▶ [Record list]
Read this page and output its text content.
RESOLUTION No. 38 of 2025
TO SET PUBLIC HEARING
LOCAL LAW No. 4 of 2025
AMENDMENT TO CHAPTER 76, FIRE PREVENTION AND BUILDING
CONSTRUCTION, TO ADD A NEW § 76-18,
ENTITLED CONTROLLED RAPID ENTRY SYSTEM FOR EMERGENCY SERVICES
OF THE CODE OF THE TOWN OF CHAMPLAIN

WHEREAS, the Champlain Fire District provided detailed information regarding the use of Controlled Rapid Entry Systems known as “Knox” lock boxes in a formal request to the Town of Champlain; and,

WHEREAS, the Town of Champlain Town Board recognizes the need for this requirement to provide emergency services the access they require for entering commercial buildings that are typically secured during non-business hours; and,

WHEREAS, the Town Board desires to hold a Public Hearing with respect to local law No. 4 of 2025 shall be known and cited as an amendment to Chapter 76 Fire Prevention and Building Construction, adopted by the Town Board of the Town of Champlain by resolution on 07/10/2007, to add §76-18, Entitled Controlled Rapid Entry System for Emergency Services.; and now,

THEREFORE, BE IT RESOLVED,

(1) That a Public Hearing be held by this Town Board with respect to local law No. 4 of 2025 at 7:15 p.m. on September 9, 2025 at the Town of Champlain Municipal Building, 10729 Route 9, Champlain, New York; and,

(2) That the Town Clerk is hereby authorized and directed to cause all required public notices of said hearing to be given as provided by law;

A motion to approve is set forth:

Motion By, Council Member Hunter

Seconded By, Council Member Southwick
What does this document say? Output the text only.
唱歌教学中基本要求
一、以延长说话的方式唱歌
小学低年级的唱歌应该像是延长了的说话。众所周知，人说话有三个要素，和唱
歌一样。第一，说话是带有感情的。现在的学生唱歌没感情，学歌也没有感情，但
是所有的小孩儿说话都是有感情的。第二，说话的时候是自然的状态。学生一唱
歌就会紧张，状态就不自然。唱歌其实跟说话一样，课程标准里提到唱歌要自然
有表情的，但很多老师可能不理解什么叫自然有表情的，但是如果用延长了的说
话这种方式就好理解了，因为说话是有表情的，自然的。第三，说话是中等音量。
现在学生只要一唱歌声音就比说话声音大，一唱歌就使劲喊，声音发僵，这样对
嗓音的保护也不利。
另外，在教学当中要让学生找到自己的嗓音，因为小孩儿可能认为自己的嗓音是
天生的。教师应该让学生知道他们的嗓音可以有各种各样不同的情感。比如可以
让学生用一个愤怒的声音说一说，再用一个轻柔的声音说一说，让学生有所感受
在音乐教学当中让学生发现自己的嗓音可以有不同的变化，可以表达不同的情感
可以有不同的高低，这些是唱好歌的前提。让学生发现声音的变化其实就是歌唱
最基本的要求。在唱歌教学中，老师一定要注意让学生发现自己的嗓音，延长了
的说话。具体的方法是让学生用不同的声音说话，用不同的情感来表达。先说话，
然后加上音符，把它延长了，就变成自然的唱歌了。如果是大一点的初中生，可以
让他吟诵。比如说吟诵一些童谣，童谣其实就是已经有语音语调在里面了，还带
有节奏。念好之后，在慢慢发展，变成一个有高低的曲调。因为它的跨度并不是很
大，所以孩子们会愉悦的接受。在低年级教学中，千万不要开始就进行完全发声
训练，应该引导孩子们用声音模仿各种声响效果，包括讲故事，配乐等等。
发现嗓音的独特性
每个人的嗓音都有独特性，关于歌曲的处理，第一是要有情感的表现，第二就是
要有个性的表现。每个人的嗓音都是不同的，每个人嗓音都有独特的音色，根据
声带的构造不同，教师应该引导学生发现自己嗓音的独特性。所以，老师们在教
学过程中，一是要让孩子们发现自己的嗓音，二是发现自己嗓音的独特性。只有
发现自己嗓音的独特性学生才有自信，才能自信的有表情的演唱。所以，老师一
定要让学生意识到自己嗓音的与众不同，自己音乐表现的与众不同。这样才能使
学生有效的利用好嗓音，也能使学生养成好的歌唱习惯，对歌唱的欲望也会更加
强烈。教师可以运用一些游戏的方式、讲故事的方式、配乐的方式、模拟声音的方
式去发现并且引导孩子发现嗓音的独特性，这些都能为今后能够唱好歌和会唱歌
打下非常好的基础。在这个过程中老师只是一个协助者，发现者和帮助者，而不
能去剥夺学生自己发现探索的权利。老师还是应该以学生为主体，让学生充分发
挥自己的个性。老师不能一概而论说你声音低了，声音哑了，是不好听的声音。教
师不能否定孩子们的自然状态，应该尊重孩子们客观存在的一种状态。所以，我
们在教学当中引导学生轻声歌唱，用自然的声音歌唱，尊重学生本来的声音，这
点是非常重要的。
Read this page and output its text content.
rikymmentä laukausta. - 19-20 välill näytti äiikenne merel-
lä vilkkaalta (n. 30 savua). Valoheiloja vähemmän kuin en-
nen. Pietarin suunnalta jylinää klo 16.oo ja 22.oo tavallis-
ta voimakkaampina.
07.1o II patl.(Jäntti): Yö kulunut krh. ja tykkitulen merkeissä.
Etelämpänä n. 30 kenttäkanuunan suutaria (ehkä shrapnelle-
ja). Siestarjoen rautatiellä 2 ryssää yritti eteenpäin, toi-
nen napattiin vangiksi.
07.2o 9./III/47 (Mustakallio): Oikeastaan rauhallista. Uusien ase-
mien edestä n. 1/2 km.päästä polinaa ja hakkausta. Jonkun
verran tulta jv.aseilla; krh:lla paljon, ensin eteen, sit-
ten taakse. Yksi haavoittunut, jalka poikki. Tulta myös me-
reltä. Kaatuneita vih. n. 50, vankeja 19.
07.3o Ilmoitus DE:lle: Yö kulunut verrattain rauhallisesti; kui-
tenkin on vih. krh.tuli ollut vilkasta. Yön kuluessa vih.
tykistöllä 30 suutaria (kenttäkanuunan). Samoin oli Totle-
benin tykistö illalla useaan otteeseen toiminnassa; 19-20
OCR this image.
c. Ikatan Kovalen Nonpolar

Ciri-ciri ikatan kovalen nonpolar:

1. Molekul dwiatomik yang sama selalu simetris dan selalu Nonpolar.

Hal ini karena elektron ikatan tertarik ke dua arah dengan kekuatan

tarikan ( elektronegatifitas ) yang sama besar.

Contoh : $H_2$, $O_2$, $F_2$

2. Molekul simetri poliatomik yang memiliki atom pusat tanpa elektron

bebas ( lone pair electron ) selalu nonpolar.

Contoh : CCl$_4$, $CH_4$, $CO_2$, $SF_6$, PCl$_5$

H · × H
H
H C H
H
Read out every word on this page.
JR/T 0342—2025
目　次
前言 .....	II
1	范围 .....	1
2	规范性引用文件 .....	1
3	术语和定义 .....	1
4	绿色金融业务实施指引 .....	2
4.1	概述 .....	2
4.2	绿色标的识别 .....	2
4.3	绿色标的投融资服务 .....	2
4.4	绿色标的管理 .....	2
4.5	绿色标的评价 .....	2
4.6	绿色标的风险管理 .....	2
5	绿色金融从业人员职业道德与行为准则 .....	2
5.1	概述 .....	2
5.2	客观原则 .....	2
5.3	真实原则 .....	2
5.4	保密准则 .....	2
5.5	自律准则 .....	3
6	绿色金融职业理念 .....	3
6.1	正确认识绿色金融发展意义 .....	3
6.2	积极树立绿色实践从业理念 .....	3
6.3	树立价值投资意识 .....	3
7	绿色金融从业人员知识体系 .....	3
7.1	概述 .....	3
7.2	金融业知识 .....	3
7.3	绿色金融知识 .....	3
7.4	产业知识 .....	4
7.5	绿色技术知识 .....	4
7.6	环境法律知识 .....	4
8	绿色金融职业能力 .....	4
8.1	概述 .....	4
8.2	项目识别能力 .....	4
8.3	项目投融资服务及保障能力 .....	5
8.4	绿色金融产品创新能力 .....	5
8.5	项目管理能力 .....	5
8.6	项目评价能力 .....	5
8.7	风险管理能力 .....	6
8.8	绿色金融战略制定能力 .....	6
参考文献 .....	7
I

▶ [Problem requirements] Repeat the line containing "Read out every word on this page." and all subsequent lines through the final line of the data, exactly and with no others.

▶ [Reply]
Read out every word on this page.
JR/T 0342—2025
目　次
前言 .....	II
1	范围 .....	1
2	规范性引用文件 .....	1
3	术语和定义 .....	1
4	绿色金融业务实施指引 .....	2
4.1	概述 .....	2
4.2	绿色标的识别 .....	2
4.3	绿色标的投融资服务 .....	2
4.4	绿色标的管理 .....	2
4.5	绿色标的评价 .....	2
4.6	绿色标的风险管理 .....	2
5	绿色金融从业人员职业道德与行为准则 .....	2
5.1	概述 .....	2
5.2	客观原则 .....	2
5.3	真实原则 .....	2
5.4	保密准则 .....	2
5.5	自律准则 .....	3
6	绿色金融职业理念 .....	3
6.1	正确认识绿色金融发展意义 .....	3
6.2	积极树立绿色实践从业理念 .....	3
6.3	树立价值投资意识 .....	3
7	绿色金融从业人员知识体系 .....	3
7.1	概述 .....	3
7.2	金融业知识 .....	3
7.3	绿色金融知识 .....	3
7.4	产业知识 .....	4
7.5	绿色技术知识 .....	4
7.6	环境法律知识 .....	4
8	绿色金融职业能力 .....	4
8.1	概述 .....	4
8.2	项目识别能力 .....	4
8.3	项目投融资服务及保障能力 .....	5
8.4	绿色金融产品创新能力 .....	5
8.5	项目管理能力 .....	5
8.6	项目评价能力 .....	5
8.7	风险管理能力 .....	6
8.8	绿色金融战略制定能力 .....	6
参考文献 .....	7
I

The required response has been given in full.